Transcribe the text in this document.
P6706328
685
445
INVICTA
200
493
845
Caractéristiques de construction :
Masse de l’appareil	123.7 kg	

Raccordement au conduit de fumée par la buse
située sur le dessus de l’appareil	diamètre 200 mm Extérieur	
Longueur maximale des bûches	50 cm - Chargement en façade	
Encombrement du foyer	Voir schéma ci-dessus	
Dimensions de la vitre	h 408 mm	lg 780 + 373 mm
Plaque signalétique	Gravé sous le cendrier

───

Copy out the material word for word and line for line.

- [Response]
Transcribe the text in this document.
P6706328
685
445
INVICTA
200
493
845
Caractéristiques de construction :
Masse de l’appareil	123.7 kg	

Raccordement au conduit de fumée par la buse
située sur le dessus de l’appareil	diamètre 200 mm Extérieur	
Longueur maximale des bûches	50 cm - Chargement en façade	
Encombrement du foyer	Voir schéma ci-dessus	
Dimensions de la vitre	h 408 mm	lg 780 + 373 mm
Plaque signalétique	Gravé sous le cendrier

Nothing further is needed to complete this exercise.